Problem to work on | Locate the lines of the listing below that hold "type", then copy each of them.

Record list |
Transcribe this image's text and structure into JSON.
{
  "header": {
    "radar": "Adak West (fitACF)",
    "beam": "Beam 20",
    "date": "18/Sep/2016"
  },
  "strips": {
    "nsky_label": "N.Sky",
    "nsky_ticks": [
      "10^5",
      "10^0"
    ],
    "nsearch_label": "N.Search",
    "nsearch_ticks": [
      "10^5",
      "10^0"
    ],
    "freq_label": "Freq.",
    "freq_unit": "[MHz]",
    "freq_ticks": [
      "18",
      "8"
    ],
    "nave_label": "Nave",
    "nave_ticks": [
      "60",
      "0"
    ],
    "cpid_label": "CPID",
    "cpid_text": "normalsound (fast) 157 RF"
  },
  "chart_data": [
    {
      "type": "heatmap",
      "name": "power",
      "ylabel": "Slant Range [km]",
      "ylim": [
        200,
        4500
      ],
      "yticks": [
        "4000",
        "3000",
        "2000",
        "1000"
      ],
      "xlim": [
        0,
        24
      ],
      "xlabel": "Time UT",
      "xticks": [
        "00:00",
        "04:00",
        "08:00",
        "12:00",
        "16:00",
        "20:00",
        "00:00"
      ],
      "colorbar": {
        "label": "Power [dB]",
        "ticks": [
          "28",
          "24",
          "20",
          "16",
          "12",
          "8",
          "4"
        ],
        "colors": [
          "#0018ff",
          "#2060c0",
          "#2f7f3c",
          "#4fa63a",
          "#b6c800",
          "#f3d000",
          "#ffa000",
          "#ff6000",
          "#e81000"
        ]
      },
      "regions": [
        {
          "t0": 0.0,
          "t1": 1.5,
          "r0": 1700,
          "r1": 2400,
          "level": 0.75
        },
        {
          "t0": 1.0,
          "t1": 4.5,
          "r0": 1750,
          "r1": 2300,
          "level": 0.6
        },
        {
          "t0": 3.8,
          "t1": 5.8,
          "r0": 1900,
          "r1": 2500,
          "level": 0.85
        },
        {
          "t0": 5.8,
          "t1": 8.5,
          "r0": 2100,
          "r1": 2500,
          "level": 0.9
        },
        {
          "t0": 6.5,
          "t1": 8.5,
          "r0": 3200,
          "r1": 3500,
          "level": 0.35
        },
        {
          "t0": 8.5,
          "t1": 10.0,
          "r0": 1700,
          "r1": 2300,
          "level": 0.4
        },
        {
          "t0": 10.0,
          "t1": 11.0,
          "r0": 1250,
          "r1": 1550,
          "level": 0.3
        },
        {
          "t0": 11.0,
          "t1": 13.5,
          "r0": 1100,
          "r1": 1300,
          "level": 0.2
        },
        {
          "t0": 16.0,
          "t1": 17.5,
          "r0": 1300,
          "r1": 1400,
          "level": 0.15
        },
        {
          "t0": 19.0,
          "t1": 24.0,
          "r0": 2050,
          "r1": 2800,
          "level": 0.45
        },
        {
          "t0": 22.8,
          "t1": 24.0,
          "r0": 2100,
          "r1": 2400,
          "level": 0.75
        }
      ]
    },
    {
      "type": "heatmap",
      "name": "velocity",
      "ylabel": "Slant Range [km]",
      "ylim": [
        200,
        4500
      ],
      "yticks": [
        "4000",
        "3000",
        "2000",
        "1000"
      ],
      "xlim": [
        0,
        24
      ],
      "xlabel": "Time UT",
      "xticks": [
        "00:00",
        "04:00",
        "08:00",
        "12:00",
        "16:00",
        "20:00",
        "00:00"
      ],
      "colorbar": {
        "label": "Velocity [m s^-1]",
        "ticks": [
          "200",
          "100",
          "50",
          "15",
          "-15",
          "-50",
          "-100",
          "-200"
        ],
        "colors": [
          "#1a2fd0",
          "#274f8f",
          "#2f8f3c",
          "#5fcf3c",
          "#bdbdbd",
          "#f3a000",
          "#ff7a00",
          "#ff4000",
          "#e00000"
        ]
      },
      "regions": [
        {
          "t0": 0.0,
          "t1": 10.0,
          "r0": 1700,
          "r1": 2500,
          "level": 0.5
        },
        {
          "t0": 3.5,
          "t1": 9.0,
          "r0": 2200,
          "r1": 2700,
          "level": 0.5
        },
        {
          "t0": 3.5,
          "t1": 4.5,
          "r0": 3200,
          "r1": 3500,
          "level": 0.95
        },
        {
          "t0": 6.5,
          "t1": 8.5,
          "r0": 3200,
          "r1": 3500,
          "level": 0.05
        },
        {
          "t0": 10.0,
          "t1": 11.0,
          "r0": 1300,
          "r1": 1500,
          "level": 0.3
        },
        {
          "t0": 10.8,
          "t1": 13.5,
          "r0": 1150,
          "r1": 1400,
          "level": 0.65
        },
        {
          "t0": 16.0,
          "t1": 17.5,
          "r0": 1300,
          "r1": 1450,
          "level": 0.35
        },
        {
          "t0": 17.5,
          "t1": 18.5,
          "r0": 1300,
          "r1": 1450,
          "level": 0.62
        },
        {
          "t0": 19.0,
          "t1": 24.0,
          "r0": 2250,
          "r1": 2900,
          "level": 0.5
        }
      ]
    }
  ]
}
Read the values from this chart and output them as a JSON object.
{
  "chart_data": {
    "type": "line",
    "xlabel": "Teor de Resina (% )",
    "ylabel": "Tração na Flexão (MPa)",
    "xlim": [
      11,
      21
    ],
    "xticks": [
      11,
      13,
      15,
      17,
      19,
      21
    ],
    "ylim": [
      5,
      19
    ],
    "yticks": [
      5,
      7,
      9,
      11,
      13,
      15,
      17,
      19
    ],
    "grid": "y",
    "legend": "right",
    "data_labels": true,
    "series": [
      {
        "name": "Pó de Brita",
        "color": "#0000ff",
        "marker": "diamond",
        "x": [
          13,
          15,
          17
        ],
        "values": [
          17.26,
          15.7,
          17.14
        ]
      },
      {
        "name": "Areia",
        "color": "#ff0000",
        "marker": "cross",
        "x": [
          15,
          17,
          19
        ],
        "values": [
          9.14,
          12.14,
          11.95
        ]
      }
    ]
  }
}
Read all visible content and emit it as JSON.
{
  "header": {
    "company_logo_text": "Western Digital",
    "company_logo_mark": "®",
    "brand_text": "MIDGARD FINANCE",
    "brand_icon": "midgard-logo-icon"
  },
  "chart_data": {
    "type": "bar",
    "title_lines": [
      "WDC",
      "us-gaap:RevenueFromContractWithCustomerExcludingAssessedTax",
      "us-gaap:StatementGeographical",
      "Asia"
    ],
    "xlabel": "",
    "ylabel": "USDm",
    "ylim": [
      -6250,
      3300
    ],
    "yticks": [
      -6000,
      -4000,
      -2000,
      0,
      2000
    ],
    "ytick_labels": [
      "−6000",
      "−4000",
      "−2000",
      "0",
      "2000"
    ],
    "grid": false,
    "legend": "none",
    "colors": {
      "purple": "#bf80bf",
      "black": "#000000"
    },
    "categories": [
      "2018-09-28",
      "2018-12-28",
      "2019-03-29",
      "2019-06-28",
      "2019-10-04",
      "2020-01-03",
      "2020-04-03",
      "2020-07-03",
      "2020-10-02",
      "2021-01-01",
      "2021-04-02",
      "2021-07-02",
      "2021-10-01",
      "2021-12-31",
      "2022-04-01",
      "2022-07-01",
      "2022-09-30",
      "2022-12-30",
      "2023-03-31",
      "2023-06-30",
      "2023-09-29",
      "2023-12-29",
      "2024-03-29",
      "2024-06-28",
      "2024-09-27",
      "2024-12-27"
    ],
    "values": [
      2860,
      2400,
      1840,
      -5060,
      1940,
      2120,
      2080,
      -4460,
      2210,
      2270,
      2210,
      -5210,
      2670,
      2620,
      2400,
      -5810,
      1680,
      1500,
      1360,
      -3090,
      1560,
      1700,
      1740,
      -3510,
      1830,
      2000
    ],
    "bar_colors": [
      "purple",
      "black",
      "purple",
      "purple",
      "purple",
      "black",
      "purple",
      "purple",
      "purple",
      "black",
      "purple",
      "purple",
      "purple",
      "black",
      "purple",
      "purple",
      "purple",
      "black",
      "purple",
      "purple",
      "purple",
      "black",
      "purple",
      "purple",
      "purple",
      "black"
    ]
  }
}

Task answer |
      "type": "heatmap",
      "type": "heatmap",
    "type": "line",
    "type": "bar",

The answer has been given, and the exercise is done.